**The task**
Gather all lines from the material that contain "title".

**Data for this task**
....

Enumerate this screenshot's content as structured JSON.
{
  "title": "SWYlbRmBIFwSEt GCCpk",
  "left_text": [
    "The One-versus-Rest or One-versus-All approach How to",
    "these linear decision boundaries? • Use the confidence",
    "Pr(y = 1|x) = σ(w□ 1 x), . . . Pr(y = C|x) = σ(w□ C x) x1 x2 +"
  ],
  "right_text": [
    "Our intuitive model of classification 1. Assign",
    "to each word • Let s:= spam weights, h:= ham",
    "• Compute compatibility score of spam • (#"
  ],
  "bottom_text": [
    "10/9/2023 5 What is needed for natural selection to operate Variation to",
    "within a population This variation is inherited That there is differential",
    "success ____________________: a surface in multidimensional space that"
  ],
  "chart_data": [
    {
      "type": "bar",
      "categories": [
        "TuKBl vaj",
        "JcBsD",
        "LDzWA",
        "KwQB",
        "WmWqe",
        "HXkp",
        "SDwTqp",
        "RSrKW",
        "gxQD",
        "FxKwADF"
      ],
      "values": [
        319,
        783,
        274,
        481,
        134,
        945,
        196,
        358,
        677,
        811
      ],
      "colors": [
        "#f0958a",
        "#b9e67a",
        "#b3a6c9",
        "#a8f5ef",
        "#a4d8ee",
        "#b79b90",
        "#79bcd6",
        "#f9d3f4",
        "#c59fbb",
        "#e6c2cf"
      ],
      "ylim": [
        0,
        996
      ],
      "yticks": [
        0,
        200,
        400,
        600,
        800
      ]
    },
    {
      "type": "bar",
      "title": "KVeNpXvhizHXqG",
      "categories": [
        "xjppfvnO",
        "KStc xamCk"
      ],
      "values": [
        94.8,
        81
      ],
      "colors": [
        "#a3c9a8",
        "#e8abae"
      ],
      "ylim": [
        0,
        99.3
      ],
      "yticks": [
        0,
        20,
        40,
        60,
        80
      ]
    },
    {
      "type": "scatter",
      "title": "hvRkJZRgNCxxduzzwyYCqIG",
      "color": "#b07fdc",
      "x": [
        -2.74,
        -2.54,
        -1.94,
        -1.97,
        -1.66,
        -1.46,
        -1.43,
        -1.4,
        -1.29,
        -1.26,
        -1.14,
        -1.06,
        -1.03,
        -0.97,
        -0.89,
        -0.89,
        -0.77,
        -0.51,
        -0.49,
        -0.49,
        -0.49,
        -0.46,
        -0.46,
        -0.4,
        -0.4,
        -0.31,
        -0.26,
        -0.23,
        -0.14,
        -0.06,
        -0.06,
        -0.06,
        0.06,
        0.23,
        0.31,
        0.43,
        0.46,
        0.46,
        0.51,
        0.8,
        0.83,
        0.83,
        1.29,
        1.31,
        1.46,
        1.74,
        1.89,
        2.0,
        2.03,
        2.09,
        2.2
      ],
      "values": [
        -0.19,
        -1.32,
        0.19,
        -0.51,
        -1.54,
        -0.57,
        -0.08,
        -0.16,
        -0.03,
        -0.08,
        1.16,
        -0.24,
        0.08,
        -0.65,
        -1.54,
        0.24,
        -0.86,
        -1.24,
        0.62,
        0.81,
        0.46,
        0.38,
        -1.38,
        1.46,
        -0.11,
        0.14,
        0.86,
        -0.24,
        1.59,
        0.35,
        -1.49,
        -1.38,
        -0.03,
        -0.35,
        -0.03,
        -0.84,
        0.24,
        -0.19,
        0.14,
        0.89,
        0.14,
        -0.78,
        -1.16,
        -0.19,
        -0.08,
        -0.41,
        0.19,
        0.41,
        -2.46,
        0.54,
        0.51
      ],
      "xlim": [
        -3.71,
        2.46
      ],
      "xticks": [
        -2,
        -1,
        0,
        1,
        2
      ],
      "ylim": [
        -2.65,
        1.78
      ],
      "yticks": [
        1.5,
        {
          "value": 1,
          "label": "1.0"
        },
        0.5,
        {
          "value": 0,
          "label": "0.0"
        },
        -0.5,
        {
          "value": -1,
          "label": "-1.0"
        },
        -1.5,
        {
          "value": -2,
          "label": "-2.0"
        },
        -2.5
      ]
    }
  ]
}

....

**Written answer**
  "title": "SWYlbRmBIFwSEt GCCpk",
      "title": "KVeNpXvhizHXqG",
      "title": "hvRkJZRgNCxxduzzwyYCqIG",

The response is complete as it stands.